What is needed: Exact repetition is required: output every record in full.

+++ Source records

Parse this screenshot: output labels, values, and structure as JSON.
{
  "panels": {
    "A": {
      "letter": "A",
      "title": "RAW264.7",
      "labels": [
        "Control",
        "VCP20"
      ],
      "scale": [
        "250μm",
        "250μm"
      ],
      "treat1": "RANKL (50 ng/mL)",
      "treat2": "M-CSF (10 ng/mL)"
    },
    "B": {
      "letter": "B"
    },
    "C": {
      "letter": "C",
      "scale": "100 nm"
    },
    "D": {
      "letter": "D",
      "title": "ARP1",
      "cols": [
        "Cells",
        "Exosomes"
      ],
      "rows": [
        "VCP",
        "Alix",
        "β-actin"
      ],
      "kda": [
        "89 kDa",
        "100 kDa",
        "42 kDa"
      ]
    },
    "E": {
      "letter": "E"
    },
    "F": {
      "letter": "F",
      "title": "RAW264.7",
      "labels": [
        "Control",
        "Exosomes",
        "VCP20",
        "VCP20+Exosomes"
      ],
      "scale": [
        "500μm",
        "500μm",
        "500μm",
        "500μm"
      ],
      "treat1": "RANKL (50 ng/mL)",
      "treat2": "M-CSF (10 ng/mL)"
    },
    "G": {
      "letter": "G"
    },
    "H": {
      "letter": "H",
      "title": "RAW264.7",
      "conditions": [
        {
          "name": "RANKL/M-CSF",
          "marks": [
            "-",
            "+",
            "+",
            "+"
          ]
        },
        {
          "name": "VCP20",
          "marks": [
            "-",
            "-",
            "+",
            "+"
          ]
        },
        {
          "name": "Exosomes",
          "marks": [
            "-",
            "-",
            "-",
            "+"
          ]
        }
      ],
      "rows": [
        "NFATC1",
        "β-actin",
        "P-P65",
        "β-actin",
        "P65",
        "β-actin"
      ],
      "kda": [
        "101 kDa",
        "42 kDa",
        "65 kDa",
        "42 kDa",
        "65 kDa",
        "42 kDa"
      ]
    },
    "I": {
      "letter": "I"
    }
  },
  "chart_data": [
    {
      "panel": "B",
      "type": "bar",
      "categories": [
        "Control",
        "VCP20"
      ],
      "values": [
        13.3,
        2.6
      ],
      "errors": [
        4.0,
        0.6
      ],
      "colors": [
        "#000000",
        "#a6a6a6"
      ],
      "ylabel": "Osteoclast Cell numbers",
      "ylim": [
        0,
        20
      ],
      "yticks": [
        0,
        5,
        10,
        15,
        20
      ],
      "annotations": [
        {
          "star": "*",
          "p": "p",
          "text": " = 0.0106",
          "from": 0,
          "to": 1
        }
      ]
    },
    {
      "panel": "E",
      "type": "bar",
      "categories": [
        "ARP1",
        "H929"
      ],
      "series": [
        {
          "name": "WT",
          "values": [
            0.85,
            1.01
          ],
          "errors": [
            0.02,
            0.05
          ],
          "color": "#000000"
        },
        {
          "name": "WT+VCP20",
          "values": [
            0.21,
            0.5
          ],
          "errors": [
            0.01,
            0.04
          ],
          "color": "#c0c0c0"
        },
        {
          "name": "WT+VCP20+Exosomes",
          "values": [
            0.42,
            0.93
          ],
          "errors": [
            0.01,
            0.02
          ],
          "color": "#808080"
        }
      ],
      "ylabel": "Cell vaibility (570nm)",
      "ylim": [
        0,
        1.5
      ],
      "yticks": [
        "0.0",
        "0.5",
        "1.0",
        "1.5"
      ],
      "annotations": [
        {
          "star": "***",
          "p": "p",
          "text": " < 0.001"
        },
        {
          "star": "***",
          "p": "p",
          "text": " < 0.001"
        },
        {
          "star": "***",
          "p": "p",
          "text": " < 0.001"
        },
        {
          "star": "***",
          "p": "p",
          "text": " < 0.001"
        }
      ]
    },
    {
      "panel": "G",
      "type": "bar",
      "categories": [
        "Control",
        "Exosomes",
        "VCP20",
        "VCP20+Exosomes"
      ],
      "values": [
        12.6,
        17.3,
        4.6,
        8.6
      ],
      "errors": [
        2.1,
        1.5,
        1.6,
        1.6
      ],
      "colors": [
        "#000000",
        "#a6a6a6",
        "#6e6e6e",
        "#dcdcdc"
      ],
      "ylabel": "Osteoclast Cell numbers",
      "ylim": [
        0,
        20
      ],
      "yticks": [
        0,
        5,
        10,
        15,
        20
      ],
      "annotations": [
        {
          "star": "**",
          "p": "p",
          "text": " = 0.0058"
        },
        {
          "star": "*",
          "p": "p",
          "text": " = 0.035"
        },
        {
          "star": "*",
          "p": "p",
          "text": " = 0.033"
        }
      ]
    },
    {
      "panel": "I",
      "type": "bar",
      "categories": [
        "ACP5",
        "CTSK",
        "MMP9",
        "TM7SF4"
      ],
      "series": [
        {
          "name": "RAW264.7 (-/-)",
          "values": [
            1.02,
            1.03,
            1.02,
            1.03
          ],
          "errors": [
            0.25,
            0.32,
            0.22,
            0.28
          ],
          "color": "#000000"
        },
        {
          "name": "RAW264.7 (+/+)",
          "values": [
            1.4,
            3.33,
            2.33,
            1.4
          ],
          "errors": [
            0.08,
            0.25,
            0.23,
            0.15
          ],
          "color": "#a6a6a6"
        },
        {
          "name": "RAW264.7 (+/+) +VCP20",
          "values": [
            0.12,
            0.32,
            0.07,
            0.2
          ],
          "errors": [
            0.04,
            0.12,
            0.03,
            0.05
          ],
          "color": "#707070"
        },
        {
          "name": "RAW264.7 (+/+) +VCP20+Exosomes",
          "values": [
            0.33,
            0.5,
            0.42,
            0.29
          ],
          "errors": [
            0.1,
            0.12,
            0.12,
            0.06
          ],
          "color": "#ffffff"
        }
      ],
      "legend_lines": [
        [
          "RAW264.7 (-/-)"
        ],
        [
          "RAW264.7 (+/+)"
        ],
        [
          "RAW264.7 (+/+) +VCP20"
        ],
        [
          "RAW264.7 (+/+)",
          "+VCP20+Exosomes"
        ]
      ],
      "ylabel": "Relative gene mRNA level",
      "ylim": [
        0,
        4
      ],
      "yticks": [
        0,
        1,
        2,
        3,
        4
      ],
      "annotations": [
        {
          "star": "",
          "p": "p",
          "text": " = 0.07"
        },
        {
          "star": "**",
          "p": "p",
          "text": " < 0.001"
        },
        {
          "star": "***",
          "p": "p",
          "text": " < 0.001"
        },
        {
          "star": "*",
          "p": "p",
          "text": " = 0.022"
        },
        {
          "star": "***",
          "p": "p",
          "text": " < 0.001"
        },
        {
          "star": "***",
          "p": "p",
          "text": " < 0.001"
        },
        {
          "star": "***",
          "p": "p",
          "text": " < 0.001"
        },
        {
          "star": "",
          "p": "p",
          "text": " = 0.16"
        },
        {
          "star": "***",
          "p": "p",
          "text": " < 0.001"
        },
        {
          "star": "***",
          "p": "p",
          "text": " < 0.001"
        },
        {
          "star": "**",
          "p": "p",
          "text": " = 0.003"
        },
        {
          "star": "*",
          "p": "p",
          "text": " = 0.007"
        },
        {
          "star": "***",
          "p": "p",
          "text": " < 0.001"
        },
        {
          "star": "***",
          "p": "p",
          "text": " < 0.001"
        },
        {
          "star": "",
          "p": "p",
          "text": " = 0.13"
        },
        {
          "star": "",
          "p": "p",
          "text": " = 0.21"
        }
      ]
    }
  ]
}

++++++

Solution below:
Parse this screenshot: output labels, values, and structure as JSON.
{
  "panels": {
    "A": {
      "letter": "A",
      "title": "RAW264.7",
      "labels": [
        "Control",
        "VCP20"
      ],
      "scale": [
        "250μm",
        "250μm"
      ],
      "treat1": "RANKL (50 ng/mL)",
      "treat2": "M-CSF (10 ng/mL)"
    },
    "B": {
      "letter": "B"
    },
    "C": {
      "letter": "C",
      "scale": "100 nm"
    },
    "D": {
      "letter": "D",
      "title": "ARP1",
      "cols": [
        "Cells",
        "Exosomes"
      ],
      "rows": [
        "VCP",
        "Alix",
        "β-actin"
      ],
      "kda": [
        "89 kDa",
        "100 kDa",
        "42 kDa"
      ]
    },
    "E": {
      "letter": "E"
    },
    "F": {
      "letter": "F",
      "title": "RAW264.7",
      "labels": [
        "Control",
        "Exosomes",
        "VCP20",
        "VCP20+Exosomes"
      ],
      "scale": [
        "500μm",
        "500μm",
        "500μm",
        "500μm"
      ],
      "treat1": "RANKL (50 ng/mL)",
      "treat2": "M-CSF (10 ng/mL)"
    },
    "G": {
      "letter": "G"
    },
    "H": {
      "letter": "H",
      "title": "RAW264.7",
      "conditions": [
        {
          "name": "RANKL/M-CSF",
          "marks": [
            "-",
            "+",
            "+",
            "+"
          ]
        },
        {
          "name": "VCP20",
          "marks": [
            "-",
            "-",
            "+",
            "+"
          ]
        },
        {
          "name": "Exosomes",
          "marks": [
            "-",
            "-",
            "-",
            "+"
          ]
        }
      ],
      "rows": [
        "NFATC1",
        "β-actin",
        "P-P65",
        "β-actin",
        "P65",
        "β-actin"
      ],
      "kda": [
        "101 kDa",
        "42 kDa",
        "65 kDa",
        "42 kDa",
        "65 kDa",
        "42 kDa"
      ]
    },
    "I": {
      "letter": "I"
    }
  },
  "chart_data": [
    {
      "panel": "B",
      "type": "bar",
      "categories": [
        "Control",
        "VCP20"
      ],
      "values": [
        13.3,
        2.6
      ],
      "errors": [
        4.0,
        0.6
      ],
      "colors": [
        "#000000",
        "#a6a6a6"
      ],
      "ylabel": "Osteoclast Cell numbers",
      "ylim": [
        0,
        20
      ],
      "yticks": [
        0,
        5,
        10,
        15,
        20
      ],
      "annotations": [
        {
          "star": "*",
          "p": "p",
          "text": " = 0.0106",
          "from": 0,
          "to": 1
        }
      ]
    },
    {
      "panel": "E",
      "type": "bar",
      "categories": [
        "ARP1",
        "H929"
      ],
      "series": [
        {
          "name": "WT",
          "values": [
            0.85,
            1.01
          ],
          "errors": [
            0.02,
            0.05
          ],
          "color": "#000000"
        },
        {
          "name": "WT+VCP20",
          "values": [
            0.21,
            0.5
          ],
          "errors": [
            0.01,
            0.04
          ],
          "color": "#c0c0c0"
        },
        {
          "name": "WT+VCP20+Exosomes",
          "values": [
            0.42,
            0.93
          ],
          "errors": [
            0.01,
            0.02
          ],
          "color": "#808080"
        }
      ],
      "ylabel": "Cell vaibility (570nm)",
      "ylim": [
        0,
        1.5
      ],
      "yticks": [
        "0.0",
        "0.5",
        "1.0",
        "1.5"
      ],
      "annotations": [
        {
          "star": "***",
          "p": "p",
          "text": " < 0.001"
        },
        {
          "star": "***",
          "p": "p",
          "text": " < 0.001"
        },
        {
          "star": "***",
          "p": "p",
          "text": " < 0.001"
        },
        {
          "star": "***",
          "p": "p",
          "text": " < 0.001"
        }
      ]
    },
    {
      "panel": "G",
      "type": "bar",
      "categories": [
        "Control",
        "Exosomes",
        "VCP20",
        "VCP20+Exosomes"
      ],
      "values": [
        12.6,
        17.3,
        4.6,
        8.6
      ],
      "errors": [
        2.1,
        1.5,
        1.6,
        1.6
      ],
      "colors": [
        "#000000",
        "#a6a6a6",
        "#6e6e6e",
        "#dcdcdc"
      ],
      "ylabel": "Osteoclast Cell numbers",
      "ylim": [
        0,
        20
      ],
      "yticks": [
        0,
        5,
        10,
        15,
        20
      ],
      "annotations": [
        {
          "star": "**",
          "p": "p",
          "text": " = 0.0058"
        },
        {
          "star": "*",
          "p": "p",
          "text": " = 0.035"
        },
        {
          "star": "*",
          "p": "p",
          "text": " = 0.033"
        }
      ]
    },
    {
      "panel": "I",
      "type": "bar",
      "categories": [
        "ACP5",
        "CTSK",
        "MMP9",
        "TM7SF4"
      ],
      "series": [
        {
          "name": "RAW264.7 (-/-)",
          "values": [
            1.02,
            1.03,
            1.02,
            1.03
          ],
          "errors": [
            0.25,
            0.32,
            0.22,
            0.28
          ],
          "color": "#000000"
        },
        {
          "name": "RAW264.7 (+/+)",
          "values": [
            1.4,
            3.33,
            2.33,
            1.4
          ],
          "errors": [
            0.08,
            0.25,
            0.23,
            0.15
          ],
          "color": "#a6a6a6"
        },
        {
          "name": "RAW264.7 (+/+) +VCP20",
          "values": [
            0.12,
            0.32,
            0.07,
            0.2
          ],
          "errors": [
            0.04,
            0.12,
            0.03,
            0.05
          ],
          "color": "#707070"
        },
        {
          "name": "RAW264.7 (+/+) +VCP20+Exosomes",
          "values": [
            0.33,
            0.5,
            0.42,
            0.29
          ],
          "errors": [
            0.1,
            0.12,
            0.12,
            0.06
          ],
          "color": "#ffffff"
        }
      ],
      "legend_lines": [
        [
          "RAW264.7 (-/-)"
        ],
        [
          "RAW264.7 (+/+)"
        ],
        [
          "RAW264.7 (+/+) +VCP20"
        ],
        [
          "RAW264.7 (+/+)",
          "+VCP20+Exosomes"
        ]
      ],
      "ylabel": "Relative gene mRNA level",
      "ylim": [
        0,
        4
      ],
      "yticks": [
        0,
        1,
        2,
        3,
        4
      ],
      "annotations": [
        {
          "star": "",
          "p": "p",
          "text": " = 0.07"
        },
        {
          "star": "**",
          "p": "p",
          "text": " < 0.001"
        },
        {
          "star": "***",
          "p": "p",
          "text": " < 0.001"
        },
        {
          "star": "*",
          "p": "p",
          "text": " = 0.022"
        },
        {
          "star": "***",
          "p": "p",
          "text": " < 0.001"
        },
        {
          "star": "***",
          "p": "p",
          "text": " < 0.001"
        },
        {
          "star": "***",
          "p": "p",
          "text": " < 0.001"
        },
        {
          "star": "",
          "p": "p",
          "text": " = 0.16"
        },
        {
          "star": "***",
          "p": "p",
          "text": " < 0.001"
        },
        {
          "star": "***",
          "p": "p",
          "text": " < 0.001"
        },
        {
          "star": "**",
          "p": "p",
          "text": " = 0.003"
        },
        {
          "star": "*",
          "p": "p",
          "text": " = 0.007"
        },
        {
          "star": "***",
          "p": "p",
          "text": " < 0.001"
        },
        {
          "star": "***",
          "p": "p",
          "text": " < 0.001"
        },
        {
          "star": "",
          "p": "p",
          "text": " = 0.13"
        },
        {
          "star": "",
          "p": "p",
          "text": " = 0.21"
        }
      ]
    }
  ]
}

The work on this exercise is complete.